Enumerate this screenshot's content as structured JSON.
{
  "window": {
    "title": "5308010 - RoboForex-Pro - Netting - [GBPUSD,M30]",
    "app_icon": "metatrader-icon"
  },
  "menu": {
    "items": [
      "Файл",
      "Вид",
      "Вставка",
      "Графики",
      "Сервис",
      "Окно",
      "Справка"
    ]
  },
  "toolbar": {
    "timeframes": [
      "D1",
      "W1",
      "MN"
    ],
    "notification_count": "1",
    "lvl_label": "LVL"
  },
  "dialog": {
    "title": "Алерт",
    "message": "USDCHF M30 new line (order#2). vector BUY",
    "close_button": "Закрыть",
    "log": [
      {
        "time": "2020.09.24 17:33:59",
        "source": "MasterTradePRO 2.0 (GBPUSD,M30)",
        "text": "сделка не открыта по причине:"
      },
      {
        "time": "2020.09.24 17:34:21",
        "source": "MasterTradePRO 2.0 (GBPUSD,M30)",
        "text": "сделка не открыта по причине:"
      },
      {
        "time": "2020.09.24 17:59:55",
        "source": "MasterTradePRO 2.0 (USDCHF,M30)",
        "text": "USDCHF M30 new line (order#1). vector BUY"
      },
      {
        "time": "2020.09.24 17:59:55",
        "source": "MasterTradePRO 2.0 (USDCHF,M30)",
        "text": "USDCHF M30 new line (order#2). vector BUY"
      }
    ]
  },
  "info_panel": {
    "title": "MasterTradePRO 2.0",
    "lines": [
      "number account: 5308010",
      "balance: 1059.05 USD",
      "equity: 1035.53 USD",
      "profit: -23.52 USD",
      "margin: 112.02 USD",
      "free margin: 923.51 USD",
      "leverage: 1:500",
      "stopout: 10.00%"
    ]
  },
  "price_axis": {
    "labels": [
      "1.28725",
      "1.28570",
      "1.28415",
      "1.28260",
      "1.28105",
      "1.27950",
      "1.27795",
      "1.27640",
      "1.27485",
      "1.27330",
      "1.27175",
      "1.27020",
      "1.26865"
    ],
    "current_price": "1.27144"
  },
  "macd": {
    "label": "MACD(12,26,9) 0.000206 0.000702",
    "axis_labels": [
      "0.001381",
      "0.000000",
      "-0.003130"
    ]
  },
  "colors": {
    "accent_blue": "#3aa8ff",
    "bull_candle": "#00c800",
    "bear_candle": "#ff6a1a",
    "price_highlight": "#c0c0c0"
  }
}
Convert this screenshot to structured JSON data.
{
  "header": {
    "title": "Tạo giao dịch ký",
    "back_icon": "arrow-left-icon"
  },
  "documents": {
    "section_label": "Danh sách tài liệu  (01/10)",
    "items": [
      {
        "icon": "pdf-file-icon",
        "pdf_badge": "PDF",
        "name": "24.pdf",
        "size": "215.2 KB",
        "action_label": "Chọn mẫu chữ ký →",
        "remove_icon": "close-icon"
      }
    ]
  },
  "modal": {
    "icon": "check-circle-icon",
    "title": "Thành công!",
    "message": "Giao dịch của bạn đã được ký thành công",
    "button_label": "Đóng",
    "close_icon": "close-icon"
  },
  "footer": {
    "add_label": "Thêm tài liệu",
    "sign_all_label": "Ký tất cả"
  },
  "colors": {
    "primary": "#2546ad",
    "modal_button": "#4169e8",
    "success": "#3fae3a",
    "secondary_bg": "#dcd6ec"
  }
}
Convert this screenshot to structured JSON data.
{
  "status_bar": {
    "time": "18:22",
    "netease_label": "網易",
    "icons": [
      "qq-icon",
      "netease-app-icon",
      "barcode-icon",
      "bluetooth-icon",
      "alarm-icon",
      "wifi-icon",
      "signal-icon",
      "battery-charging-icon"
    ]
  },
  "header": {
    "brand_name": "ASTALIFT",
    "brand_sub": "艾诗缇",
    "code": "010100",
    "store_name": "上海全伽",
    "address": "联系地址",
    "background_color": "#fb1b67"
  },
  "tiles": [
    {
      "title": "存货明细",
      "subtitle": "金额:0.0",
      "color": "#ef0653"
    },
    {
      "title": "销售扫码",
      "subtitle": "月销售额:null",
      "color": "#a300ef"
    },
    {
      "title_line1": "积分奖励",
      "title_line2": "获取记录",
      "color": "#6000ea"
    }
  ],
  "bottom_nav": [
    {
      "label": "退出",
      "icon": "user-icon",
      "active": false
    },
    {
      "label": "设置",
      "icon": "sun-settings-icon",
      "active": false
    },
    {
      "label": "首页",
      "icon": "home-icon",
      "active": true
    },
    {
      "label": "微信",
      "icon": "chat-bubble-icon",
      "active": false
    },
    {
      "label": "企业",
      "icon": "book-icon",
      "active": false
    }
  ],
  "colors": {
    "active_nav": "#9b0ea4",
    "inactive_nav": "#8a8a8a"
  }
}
+-------+
** GIVEN EXERCISE **
Retype the material in full, character for character.

** EXERCISE RESPONSE **
Enumerate this screenshot's content as structured JSON.
{
  "window": {
    "title": "5308010 - RoboForex-Pro - Netting - [GBPUSD,M30]",
    "app_icon": "metatrader-icon"
  },
  "menu": {
    "items": [
      "Файл",
      "Вид",
      "Вставка",
      "Графики",
      "Сервис",
      "Окно",
      "Справка"
    ]
  },
  "toolbar": {
    "timeframes": [
      "D1",
      "W1",
      "MN"
    ],
    "notification_count": "1",
    "lvl_label": "LVL"
  },
  "dialog": {
    "title": "Алерт",
    "message": "USDCHF M30 new line (order#2). vector BUY",
    "close_button": "Закрыть",
    "log": [
      {
        "time": "2020.09.24 17:33:59",
        "source": "MasterTradePRO 2.0 (GBPUSD,M30)",
        "text": "сделка не открыта по причине:"
      },
      {
        "time": "2020.09.24 17:34:21",
        "source": "MasterTradePRO 2.0 (GBPUSD,M30)",
        "text": "сделка не открыта по причине:"
      },
      {
        "time": "2020.09.24 17:59:55",
        "source": "MasterTradePRO 2.0 (USDCHF,M30)",
        "text": "USDCHF M30 new line (order#1). vector BUY"
      },
      {
        "time": "2020.09.24 17:59:55",
        "source": "MasterTradePRO 2.0 (USDCHF,M30)",
        "text": "USDCHF M30 new line (order#2). vector BUY"
      }
    ]
  },
  "info_panel": {
    "title": "MasterTradePRO 2.0",
    "lines": [
      "number account: 5308010",
      "balance: 1059.05 USD",
      "equity: 1035.53 USD",
      "profit: -23.52 USD",
      "margin: 112.02 USD",
      "free margin: 923.51 USD",
      "leverage: 1:500",
      "stopout: 10.00%"
    ]
  },
  "price_axis": {
    "labels": [
      "1.28725",
      "1.28570",
      "1.28415",
      "1.28260",
      "1.28105",
      "1.27950",
      "1.27795",
      "1.27640",
      "1.27485",
      "1.27330",
      "1.27175",
      "1.27020",
      "1.26865"
    ],
    "current_price": "1.27144"
  },
  "macd": {
    "label": "MACD(12,26,9) 0.000206 0.000702",
    "axis_labels": [
      "0.001381",
      "0.000000",
      "-0.003130"
    ]
  },
  "colors": {
    "accent_blue": "#3aa8ff",
    "bull_candle": "#00c800",
    "bear_candle": "#ff6a1a",
    "price_highlight": "#c0c0c0"
  }
}
Convert this screenshot to structured JSON data.
{
  "header": {
    "title": "Tạo giao dịch ký",
    "back_icon": "arrow-left-icon"
  },
  "documents": {
    "section_label": "Danh sách tài liệu  (01/10)",
    "items": [
      {
        "icon": "pdf-file-icon",
        "pdf_badge": "PDF",
        "name": "24.pdf",
        "size": "215.2 KB",
        "action_label": "Chọn mẫu chữ ký →",
        "remove_icon": "close-icon"
      }
    ]
  },
  "modal": {
    "icon": "check-circle-icon",
    "title": "Thành công!",
    "message": "Giao dịch của bạn đã được ký thành công",
    "button_label": "Đóng",
    "close_icon": "close-icon"
  },
  "footer": {
    "add_label": "Thêm tài liệu",
    "sign_all_label": "Ký tất cả"
  },
  "colors": {
    "primary": "#2546ad",
    "modal_button": "#4169e8",
    "success": "#3fae3a",
    "secondary_bg": "#dcd6ec"
  }
}
Convert this screenshot to structured JSON data.
{
  "status_bar": {
    "time": "18:22",
    "netease_label": "網易",
    "icons": [
      "qq-icon",
      "netease-app-icon",
      "barcode-icon",
      "bluetooth-icon",
      "alarm-icon",
      "wifi-icon",
      "signal-icon",
      "battery-charging-icon"
    ]
  },
  "header": {
    "brand_name": "ASTALIFT",
    "brand_sub": "艾诗缇",
    "code": "010100",
    "store_name": "上海全伽",
    "address": "联系地址",
    "background_color": "#fb1b67"
  },
  "tiles": [
    {
      "title": "存货明细",
      "subtitle": "金额:0.0",
      "color": "#ef0653"
    },
    {
      "title": "销售扫码",
      "subtitle": "月销售额:null",
      "color": "#a300ef"
    },
    {
      "title_line1": "积分奖励",
      "title_line2": "获取记录",
      "color": "#6000ea"
    }
  ],
  "bottom_nav": [
    {
      "label": "退出",
      "icon": "user-icon",
      "active": false
    },
    {
      "label": "设置",
      "icon": "sun-settings-icon",
      "active": false
    },
    {
      "label": "首页",
      "icon": "home-icon",
      "active": true
    },
    {
      "label": "微信",
      "icon": "chat-bubble-icon",
      "active": false
    },
    {
      "label": "企业",
      "icon": "book-icon",
      "active": false
    }
  ],
  "colors": {
    "active_nav": "#9b0ea4",
    "inactive_nav": "#8a8a8a"
  }
}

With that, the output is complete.